-- EXERCISE DATA --
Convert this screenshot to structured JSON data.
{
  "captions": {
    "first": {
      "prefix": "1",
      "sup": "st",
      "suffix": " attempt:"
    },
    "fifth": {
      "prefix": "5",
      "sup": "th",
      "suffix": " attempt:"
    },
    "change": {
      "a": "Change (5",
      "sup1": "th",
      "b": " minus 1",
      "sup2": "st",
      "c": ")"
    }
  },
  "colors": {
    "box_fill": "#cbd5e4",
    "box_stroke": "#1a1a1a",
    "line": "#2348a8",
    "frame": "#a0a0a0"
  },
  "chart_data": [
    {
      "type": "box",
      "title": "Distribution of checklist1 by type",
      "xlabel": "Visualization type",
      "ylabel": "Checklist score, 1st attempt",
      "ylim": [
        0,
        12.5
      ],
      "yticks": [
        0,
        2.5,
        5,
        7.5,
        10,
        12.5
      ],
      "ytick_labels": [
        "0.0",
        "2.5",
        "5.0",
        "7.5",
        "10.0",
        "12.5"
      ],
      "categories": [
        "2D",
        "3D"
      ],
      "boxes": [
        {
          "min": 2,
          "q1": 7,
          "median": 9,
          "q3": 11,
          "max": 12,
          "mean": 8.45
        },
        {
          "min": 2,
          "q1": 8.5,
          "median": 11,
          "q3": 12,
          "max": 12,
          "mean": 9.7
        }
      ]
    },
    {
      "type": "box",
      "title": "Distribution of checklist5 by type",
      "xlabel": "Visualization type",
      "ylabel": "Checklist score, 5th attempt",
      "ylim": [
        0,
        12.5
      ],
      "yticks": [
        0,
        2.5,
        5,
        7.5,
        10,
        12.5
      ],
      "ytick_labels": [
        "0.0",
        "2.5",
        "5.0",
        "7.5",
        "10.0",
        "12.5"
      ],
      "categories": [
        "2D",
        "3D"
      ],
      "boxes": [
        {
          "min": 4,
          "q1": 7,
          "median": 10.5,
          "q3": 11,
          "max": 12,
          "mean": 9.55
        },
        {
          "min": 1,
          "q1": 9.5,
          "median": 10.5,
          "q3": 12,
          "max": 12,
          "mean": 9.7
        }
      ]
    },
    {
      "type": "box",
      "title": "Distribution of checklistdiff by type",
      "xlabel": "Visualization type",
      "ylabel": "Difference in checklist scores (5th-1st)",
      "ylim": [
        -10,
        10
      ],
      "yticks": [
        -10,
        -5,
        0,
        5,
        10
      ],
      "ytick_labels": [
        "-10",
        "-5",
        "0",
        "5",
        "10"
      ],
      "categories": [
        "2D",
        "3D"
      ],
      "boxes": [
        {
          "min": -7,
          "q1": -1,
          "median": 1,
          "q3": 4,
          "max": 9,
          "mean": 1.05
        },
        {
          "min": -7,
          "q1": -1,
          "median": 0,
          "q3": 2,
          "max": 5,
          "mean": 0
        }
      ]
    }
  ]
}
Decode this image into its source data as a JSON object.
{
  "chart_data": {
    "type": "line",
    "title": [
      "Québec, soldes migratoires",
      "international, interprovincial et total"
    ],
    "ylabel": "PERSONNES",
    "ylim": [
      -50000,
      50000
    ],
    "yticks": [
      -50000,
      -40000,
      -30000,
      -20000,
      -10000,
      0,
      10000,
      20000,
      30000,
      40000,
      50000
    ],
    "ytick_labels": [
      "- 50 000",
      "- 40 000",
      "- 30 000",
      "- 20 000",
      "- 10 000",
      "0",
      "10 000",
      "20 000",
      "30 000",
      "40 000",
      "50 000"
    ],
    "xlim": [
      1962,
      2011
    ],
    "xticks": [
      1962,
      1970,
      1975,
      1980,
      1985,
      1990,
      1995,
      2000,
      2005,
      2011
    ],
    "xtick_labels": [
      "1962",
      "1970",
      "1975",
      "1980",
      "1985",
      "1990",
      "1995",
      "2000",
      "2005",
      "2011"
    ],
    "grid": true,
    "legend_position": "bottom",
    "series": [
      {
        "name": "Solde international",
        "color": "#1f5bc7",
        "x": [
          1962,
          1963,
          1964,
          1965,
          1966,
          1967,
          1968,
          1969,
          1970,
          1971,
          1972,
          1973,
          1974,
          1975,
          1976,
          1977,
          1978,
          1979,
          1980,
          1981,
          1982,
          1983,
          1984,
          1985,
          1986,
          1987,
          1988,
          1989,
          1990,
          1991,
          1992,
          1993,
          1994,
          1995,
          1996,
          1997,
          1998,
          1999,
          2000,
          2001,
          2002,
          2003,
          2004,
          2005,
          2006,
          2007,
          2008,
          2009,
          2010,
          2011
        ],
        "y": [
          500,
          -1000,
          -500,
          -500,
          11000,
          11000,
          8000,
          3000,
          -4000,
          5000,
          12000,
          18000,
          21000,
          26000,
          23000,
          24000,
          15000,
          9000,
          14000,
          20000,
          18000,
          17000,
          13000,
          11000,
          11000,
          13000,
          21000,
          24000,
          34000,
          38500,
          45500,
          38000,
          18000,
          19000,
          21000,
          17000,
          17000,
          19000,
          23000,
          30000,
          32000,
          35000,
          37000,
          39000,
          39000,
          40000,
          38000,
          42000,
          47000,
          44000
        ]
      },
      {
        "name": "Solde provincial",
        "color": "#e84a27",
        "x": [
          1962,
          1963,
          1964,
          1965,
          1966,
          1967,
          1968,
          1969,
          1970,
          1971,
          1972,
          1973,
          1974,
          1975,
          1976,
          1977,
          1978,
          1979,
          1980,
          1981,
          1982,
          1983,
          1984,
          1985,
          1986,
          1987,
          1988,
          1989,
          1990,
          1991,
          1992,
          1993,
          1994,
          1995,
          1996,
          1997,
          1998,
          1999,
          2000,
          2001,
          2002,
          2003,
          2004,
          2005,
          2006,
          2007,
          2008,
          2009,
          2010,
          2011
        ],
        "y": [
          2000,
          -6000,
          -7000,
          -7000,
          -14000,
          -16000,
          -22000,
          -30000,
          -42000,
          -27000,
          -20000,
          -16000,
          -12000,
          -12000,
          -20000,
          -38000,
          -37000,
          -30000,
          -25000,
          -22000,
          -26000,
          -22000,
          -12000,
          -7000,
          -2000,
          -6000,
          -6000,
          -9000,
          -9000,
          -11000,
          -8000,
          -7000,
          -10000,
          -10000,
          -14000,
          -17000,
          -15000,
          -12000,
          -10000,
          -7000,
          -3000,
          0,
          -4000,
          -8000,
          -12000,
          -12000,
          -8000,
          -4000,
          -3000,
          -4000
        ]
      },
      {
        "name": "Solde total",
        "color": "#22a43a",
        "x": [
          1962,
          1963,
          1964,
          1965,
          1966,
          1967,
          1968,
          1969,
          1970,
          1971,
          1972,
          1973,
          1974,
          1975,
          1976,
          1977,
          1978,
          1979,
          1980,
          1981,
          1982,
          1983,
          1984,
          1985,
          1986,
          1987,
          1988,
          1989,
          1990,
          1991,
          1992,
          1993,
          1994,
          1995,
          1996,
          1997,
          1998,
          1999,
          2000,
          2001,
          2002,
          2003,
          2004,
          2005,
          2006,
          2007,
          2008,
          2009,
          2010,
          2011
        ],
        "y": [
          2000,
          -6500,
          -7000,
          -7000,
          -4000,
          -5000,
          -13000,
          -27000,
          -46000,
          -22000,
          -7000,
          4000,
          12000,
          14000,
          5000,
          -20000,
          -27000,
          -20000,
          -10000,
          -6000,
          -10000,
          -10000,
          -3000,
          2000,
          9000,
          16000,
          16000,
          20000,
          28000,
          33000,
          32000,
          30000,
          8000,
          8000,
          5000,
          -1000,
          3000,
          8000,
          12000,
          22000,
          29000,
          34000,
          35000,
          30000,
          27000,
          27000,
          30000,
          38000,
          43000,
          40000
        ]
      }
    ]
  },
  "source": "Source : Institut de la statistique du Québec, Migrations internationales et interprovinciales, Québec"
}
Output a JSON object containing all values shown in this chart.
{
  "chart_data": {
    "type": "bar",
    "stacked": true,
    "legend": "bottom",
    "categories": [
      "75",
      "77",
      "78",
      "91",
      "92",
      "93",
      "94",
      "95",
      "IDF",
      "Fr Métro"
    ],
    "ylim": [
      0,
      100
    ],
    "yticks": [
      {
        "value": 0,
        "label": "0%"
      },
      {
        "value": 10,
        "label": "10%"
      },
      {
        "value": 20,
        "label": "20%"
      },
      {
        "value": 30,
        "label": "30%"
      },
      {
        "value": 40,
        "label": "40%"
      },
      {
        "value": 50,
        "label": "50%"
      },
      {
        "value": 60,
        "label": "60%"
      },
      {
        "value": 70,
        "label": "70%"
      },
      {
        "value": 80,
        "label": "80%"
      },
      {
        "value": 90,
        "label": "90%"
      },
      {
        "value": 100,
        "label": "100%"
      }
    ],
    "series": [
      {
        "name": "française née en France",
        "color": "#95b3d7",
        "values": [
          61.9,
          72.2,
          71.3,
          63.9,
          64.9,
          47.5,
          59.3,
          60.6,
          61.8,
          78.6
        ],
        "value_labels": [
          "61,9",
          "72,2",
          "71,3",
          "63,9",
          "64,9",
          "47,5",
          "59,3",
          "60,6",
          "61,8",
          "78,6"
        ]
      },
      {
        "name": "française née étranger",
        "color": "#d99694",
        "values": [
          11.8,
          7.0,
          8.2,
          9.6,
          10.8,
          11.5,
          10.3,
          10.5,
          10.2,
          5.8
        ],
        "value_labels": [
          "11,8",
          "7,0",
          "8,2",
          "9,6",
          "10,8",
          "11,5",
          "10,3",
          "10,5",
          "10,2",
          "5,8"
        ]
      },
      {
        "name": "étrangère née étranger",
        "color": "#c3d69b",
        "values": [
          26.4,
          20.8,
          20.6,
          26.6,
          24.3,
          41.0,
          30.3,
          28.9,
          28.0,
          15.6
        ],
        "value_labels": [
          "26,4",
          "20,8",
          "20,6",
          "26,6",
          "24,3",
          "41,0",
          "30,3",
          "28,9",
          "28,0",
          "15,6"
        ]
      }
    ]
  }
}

-- STATED TASK --
Establish how many lines of the records contain the string "étranger" and state that number without elaboration.

-- EXERCISE RESPONSE --
2